_PROBLEM DESCRIPTION_.
Without the pictures, output the records below word for word.

_PROVIDED RECORDS_.

***

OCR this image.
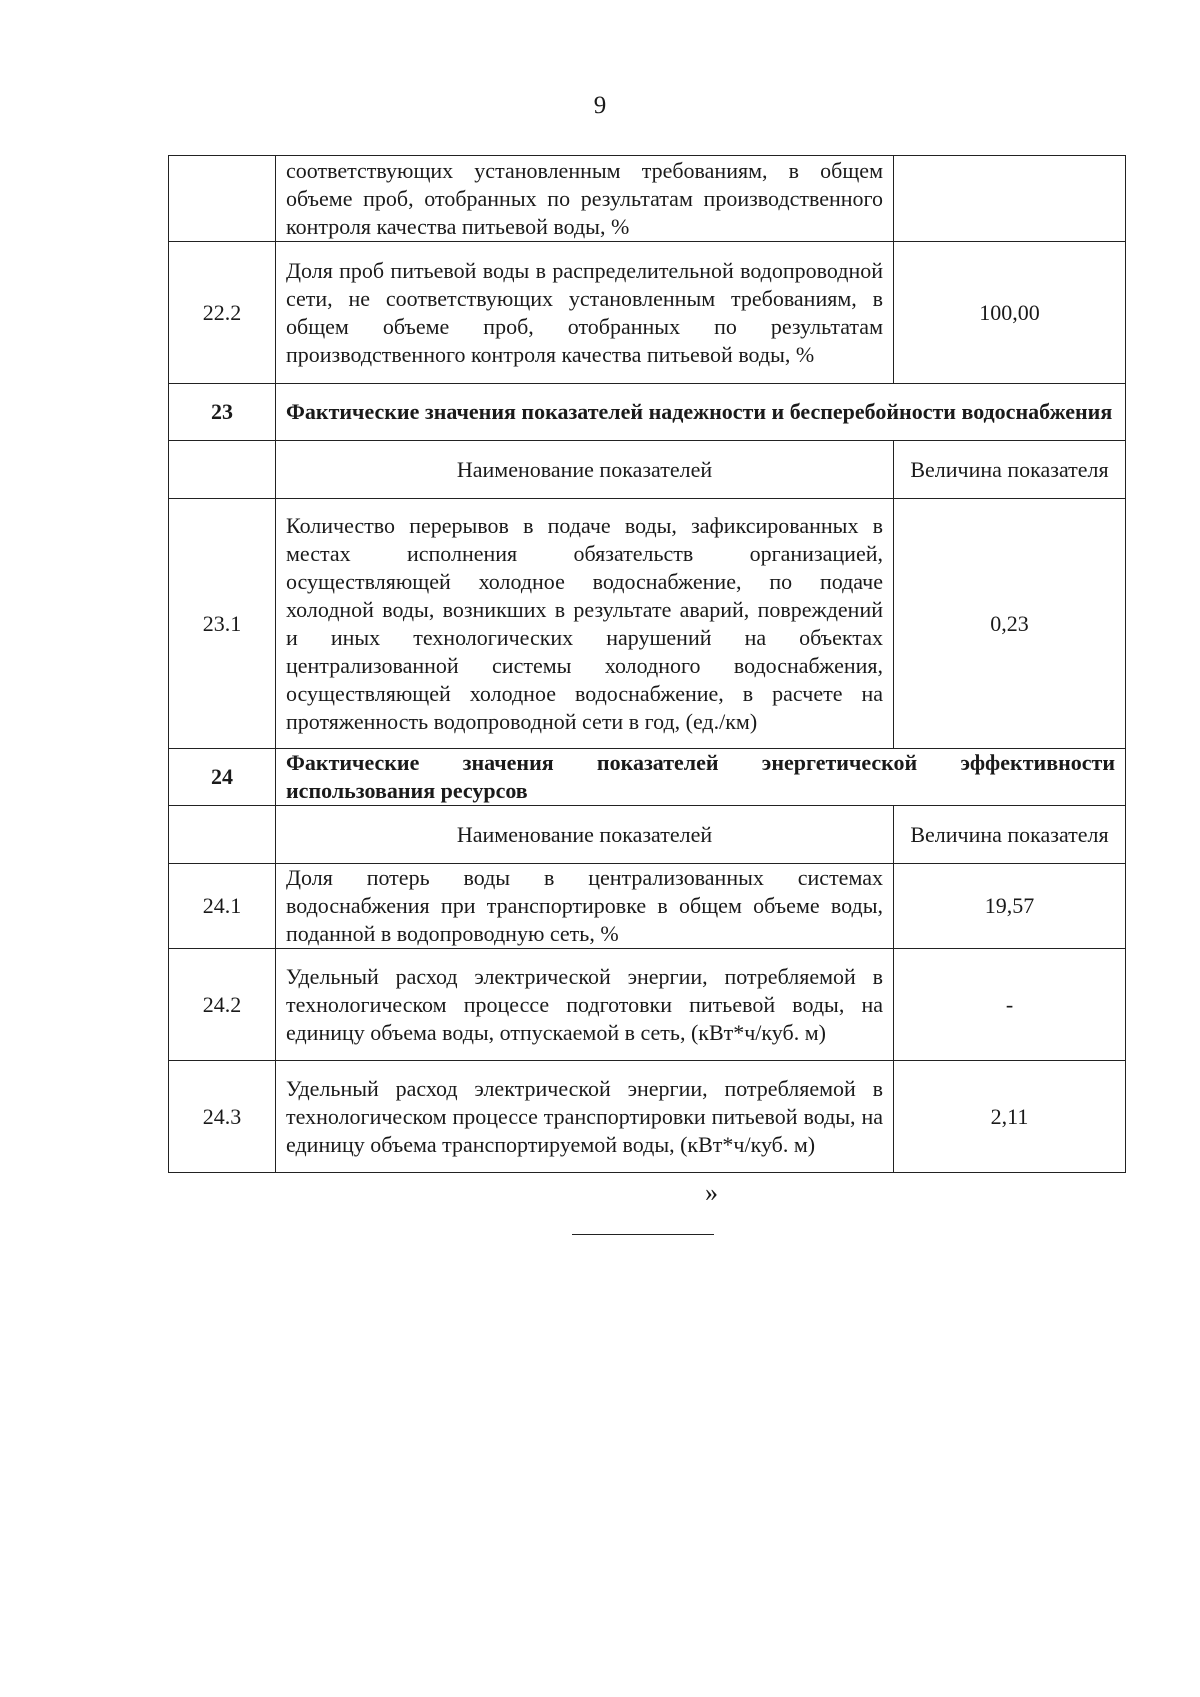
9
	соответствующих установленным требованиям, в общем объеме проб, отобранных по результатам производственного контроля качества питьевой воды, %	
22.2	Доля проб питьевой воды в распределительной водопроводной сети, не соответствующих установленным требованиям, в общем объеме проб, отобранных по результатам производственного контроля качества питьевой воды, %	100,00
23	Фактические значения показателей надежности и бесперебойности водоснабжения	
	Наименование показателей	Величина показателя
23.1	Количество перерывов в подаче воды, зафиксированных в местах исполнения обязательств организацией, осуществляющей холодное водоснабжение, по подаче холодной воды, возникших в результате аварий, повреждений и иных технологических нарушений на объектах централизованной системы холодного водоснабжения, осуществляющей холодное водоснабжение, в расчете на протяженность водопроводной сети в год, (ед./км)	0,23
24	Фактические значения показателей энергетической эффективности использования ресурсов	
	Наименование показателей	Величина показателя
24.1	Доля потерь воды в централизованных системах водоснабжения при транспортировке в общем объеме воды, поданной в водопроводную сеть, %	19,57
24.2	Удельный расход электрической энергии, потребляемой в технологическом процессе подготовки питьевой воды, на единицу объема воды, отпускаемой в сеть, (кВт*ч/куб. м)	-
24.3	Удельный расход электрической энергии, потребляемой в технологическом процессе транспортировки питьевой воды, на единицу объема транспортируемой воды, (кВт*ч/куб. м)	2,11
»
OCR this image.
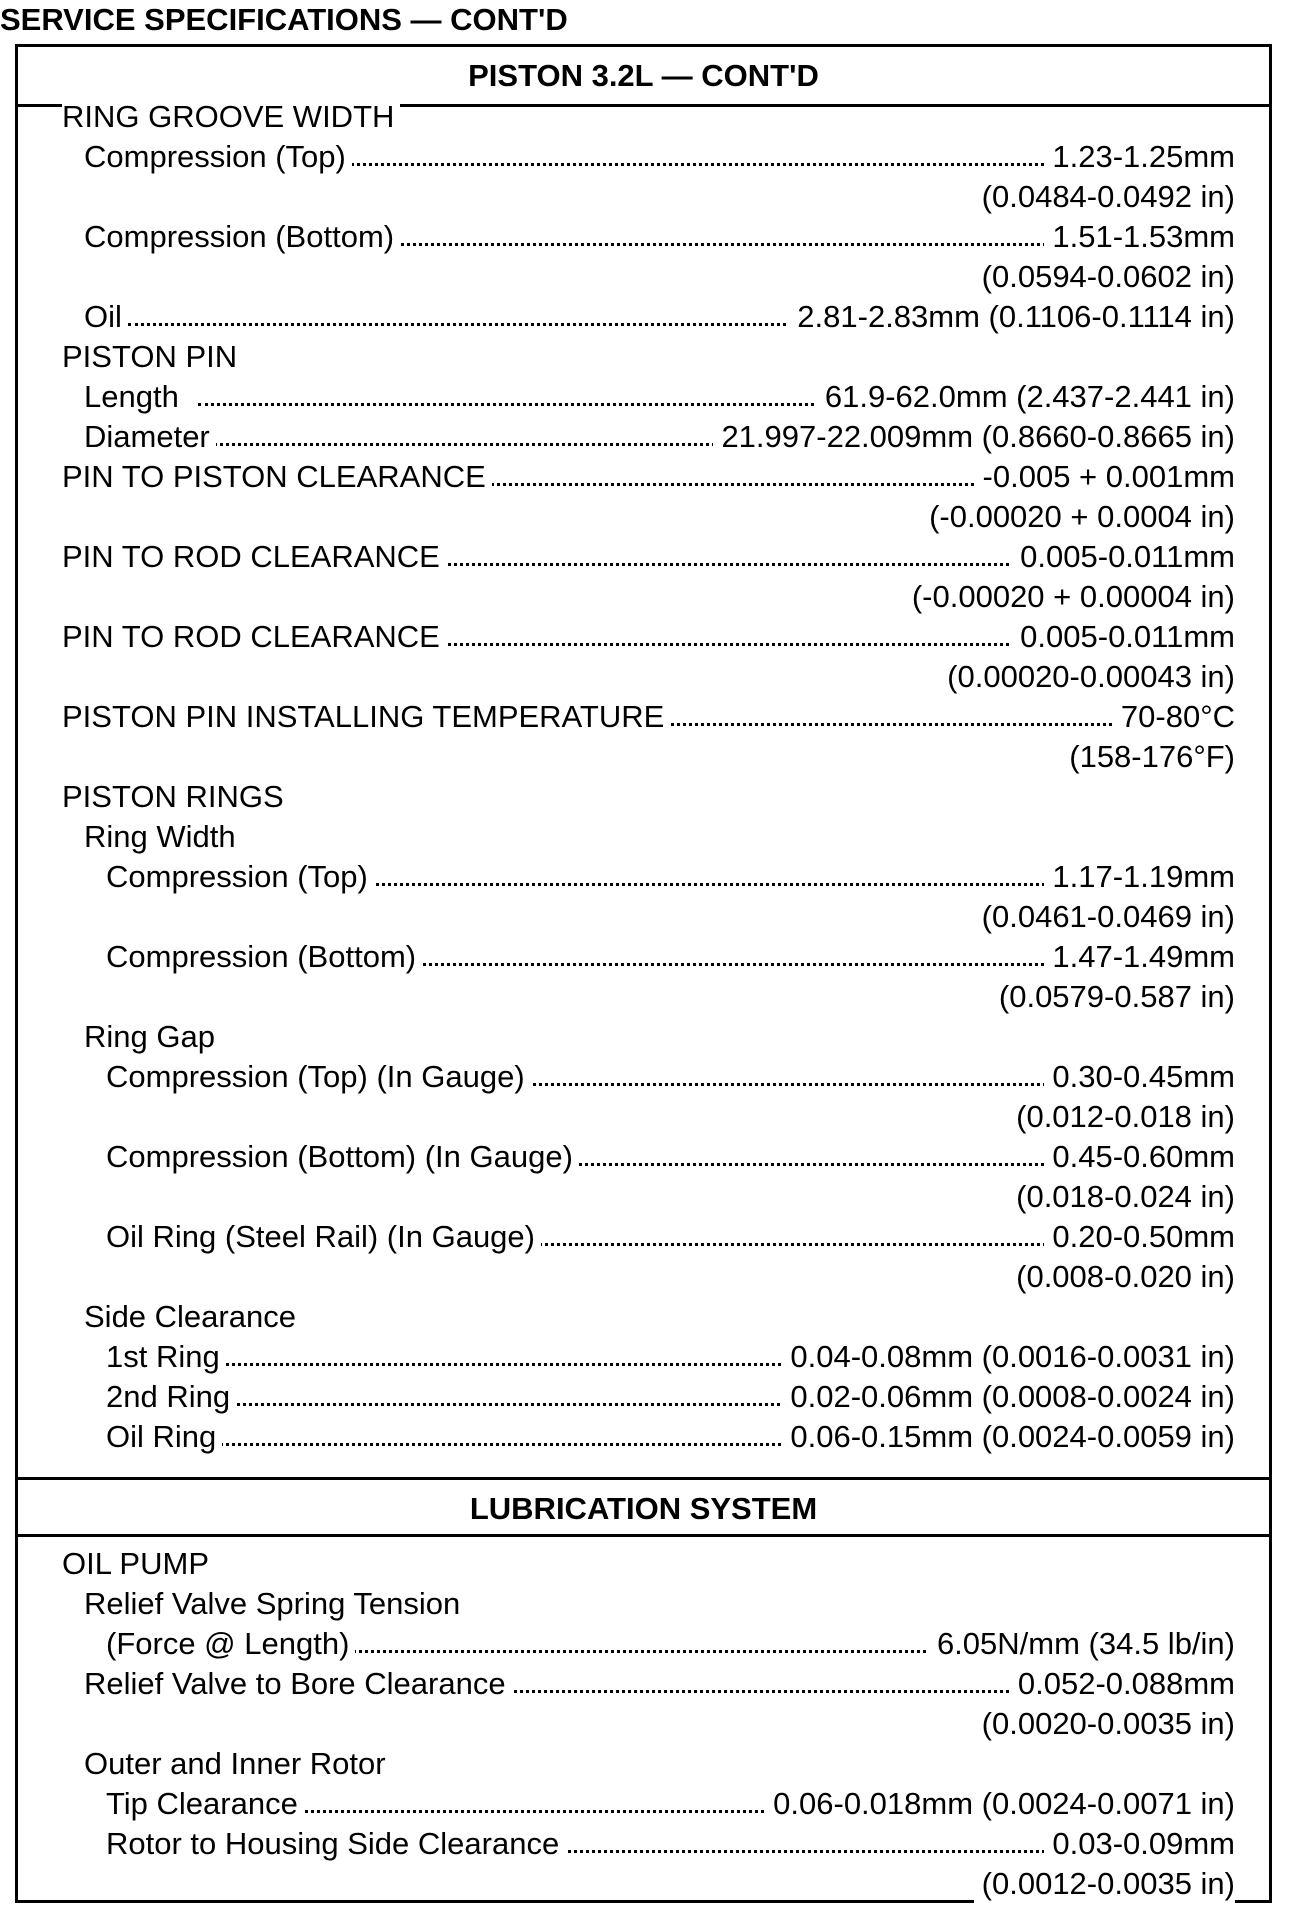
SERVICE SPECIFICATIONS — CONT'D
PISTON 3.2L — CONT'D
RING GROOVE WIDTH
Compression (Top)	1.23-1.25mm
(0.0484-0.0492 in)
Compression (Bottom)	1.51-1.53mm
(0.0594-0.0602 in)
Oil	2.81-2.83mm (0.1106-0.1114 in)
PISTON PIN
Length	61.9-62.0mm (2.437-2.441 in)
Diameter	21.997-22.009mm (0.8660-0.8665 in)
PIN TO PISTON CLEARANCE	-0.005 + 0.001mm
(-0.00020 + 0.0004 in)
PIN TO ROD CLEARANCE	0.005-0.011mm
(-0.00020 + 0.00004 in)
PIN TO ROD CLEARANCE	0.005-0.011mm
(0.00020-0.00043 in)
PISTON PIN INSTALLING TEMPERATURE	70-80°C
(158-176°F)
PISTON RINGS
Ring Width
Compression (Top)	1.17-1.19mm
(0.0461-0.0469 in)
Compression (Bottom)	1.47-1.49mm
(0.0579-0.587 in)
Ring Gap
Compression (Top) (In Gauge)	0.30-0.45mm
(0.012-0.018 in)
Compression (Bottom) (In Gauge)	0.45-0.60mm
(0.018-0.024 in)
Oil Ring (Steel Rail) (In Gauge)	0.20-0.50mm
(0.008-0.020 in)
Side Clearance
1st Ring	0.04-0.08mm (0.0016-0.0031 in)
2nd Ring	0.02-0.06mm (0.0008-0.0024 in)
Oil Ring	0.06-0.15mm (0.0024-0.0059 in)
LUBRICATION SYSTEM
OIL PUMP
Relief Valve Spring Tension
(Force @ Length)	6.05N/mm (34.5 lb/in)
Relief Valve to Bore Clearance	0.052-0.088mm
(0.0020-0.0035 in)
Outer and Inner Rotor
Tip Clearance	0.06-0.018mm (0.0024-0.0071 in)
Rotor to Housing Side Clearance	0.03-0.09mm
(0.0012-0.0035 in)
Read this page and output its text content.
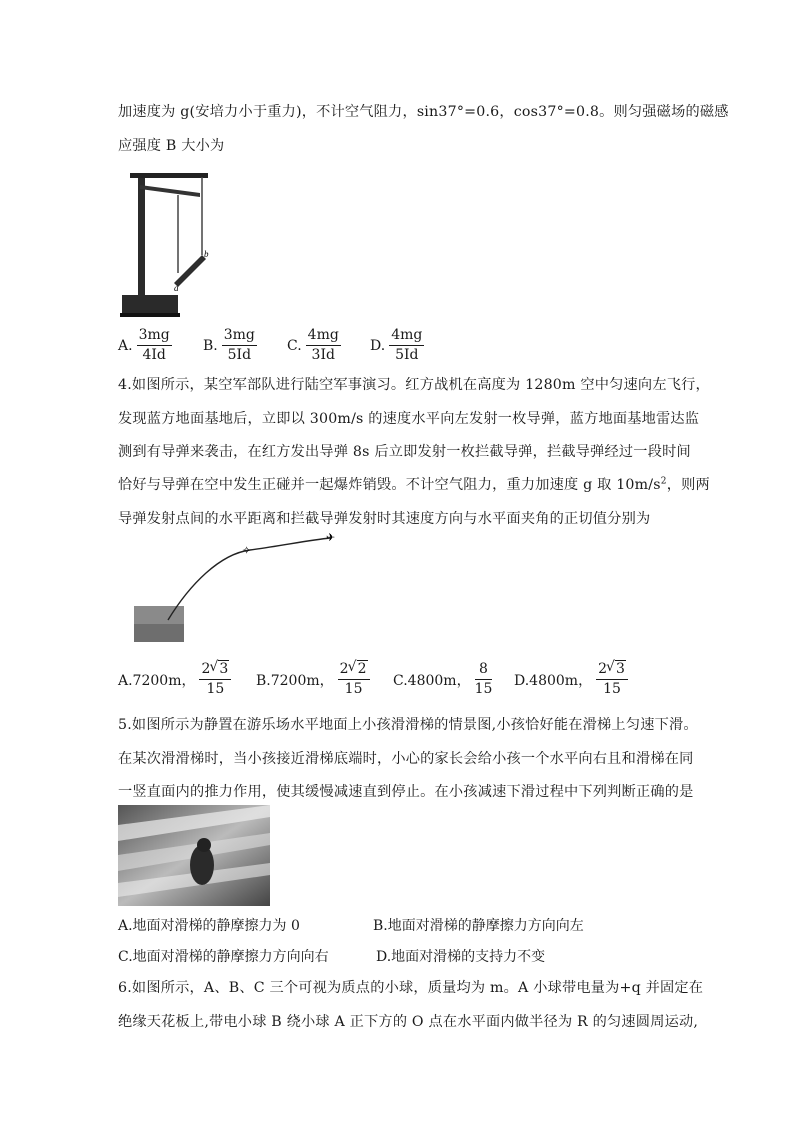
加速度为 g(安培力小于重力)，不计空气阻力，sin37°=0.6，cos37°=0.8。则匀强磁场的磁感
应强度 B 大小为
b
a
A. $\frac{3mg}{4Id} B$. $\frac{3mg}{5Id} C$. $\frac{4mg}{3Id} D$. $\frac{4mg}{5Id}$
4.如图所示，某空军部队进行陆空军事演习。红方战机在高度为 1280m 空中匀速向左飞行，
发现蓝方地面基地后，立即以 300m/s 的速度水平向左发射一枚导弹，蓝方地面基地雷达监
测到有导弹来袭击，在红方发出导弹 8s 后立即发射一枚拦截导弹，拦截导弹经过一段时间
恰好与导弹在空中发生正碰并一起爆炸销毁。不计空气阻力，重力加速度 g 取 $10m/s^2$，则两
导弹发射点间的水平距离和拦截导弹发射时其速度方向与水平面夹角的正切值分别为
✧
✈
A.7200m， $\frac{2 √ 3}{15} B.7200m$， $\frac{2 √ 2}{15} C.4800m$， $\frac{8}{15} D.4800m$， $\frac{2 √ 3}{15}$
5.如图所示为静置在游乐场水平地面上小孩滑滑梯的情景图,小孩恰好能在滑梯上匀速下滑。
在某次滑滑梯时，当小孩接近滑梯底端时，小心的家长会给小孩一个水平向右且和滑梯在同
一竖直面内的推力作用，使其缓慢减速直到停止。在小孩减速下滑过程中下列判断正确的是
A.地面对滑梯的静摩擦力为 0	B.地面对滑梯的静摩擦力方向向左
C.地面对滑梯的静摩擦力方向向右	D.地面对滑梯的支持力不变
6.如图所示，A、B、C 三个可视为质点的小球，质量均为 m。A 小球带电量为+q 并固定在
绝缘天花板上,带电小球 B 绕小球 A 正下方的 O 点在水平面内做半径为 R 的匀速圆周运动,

***

_SOLUTION TO THIS EXERCISE_.
OCR this image.
9
	соответствующих установленным требованиям, в общем объеме проб, отобранных по результатам производственного контроля качества питьевой воды, %	
22.2	Доля проб питьевой воды в распределительной водопроводной сети, не соответствующих установленным требованиям, в общем объеме проб, отобранных по результатам производственного контроля качества питьевой воды, %	100,00
23	Фактические значения показателей надежности и бесперебойности водоснабжения	
	Наименование показателей	Величина показателя
23.1	Количество перерывов в подаче воды, зафиксированных в местах исполнения обязательств организацией, осуществляющей холодное водоснабжение, по подаче холодной воды, возникших в результате аварий, повреждений и иных технологических нарушений на объектах централизованной системы холодного водоснабжения, осуществляющей холодное водоснабжение, в расчете на протяженность водопроводной сети в год, (ед./км)	0,23
24	Фактические значения показателей энергетической эффективности использования ресурсов	
	Наименование показателей	Величина показателя
24.1	Доля потерь воды в централизованных системах водоснабжения при транспортировке в общем объеме воды, поданной в водопроводную сеть, %	19,57
24.2	Удельный расход электрической энергии, потребляемой в технологическом процессе подготовки питьевой воды, на единицу объема воды, отпускаемой в сеть, (кВт*ч/куб. м)	-
24.3	Удельный расход электрической энергии, потребляемой в технологическом процессе транспортировки питьевой воды, на единицу объема транспортируемой воды, (кВт*ч/куб. м)	2,11
»
OCR this image.
SERVICE SPECIFICATIONS — CONT'D
PISTON 3.2L — CONT'D
RING GROOVE WIDTH
Compression (Top)	1.23-1.25mm
(0.0484-0.0492 in)
Compression (Bottom)	1.51-1.53mm
(0.0594-0.0602 in)
Oil	2.81-2.83mm (0.1106-0.1114 in)
PISTON PIN
Length	61.9-62.0mm (2.437-2.441 in)
Diameter	21.997-22.009mm (0.8660-0.8665 in)
PIN TO PISTON CLEARANCE	-0.005 + 0.001mm
(-0.00020 + 0.0004 in)
PIN TO ROD CLEARANCE	0.005-0.011mm
(-0.00020 + 0.00004 in)
PIN TO ROD CLEARANCE	0.005-0.011mm
(0.00020-0.00043 in)
PISTON PIN INSTALLING TEMPERATURE	70-80°C
(158-176°F)
PISTON RINGS
Ring Width
Compression (Top)	1.17-1.19mm
(0.0461-0.0469 in)
Compression (Bottom)	1.47-1.49mm
(0.0579-0.587 in)
Ring Gap
Compression (Top) (In Gauge)	0.30-0.45mm
(0.012-0.018 in)
Compression (Bottom) (In Gauge)	0.45-0.60mm
(0.018-0.024 in)
Oil Ring (Steel Rail) (In Gauge)	0.20-0.50mm
(0.008-0.020 in)
Side Clearance
1st Ring	0.04-0.08mm (0.0016-0.0031 in)
2nd Ring	0.02-0.06mm (0.0008-0.0024 in)
Oil Ring	0.06-0.15mm (0.0024-0.0059 in)
LUBRICATION SYSTEM
OIL PUMP
Relief Valve Spring Tension
(Force @ Length)	6.05N/mm (34.5 lb/in)
Relief Valve to Bore Clearance	0.052-0.088mm
(0.0020-0.0035 in)
Outer and Inner Rotor
Tip Clearance	0.06-0.018mm (0.0024-0.0071 in)
Rotor to Housing Side Clearance	0.03-0.09mm
(0.0012-0.0035 in)
Read this page and output its text content.
加速度为 g(安培力小于重力)，不计空气阻力，sin37°=0.6，cos37°=0.8。则匀强磁场的磁感
应强度 B 大小为
b
a
A. $\frac{3mg}{4Id} B$. $\frac{3mg}{5Id} C$. $\frac{4mg}{3Id} D$. $\frac{4mg}{5Id}$
4.如图所示，某空军部队进行陆空军事演习。红方战机在高度为 1280m 空中匀速向左飞行，
发现蓝方地面基地后，立即以 300m/s 的速度水平向左发射一枚导弹，蓝方地面基地雷达监
测到有导弹来袭击，在红方发出导弹 8s 后立即发射一枚拦截导弹，拦截导弹经过一段时间
恰好与导弹在空中发生正碰并一起爆炸销毁。不计空气阻力，重力加速度 g 取 $10m/s^2$，则两
导弹发射点间的水平距离和拦截导弹发射时其速度方向与水平面夹角的正切值分别为
✧
✈
A.7200m， $\frac{2 √ 3}{15} B.7200m$， $\frac{2 √ 2}{15} C.4800m$， $\frac{8}{15} D.4800m$， $\frac{2 √ 3}{15}$
5.如图所示为静置在游乐场水平地面上小孩滑滑梯的情景图,小孩恰好能在滑梯上匀速下滑。
在某次滑滑梯时，当小孩接近滑梯底端时，小心的家长会给小孩一个水平向右且和滑梯在同
一竖直面内的推力作用，使其缓慢减速直到停止。在小孩减速下滑过程中下列判断正确的是
A.地面对滑梯的静摩擦力为 0	B.地面对滑梯的静摩擦力方向向左
C.地面对滑梯的静摩擦力方向向右	D.地面对滑梯的支持力不变
6.如图所示，A、B、C 三个可视为质点的小球，质量均为 m。A 小球带电量为+q 并固定在
绝缘天花板上,带电小球 B 绕小球 A 正下方的 O 点在水平面内做半径为 R 的匀速圆周运动,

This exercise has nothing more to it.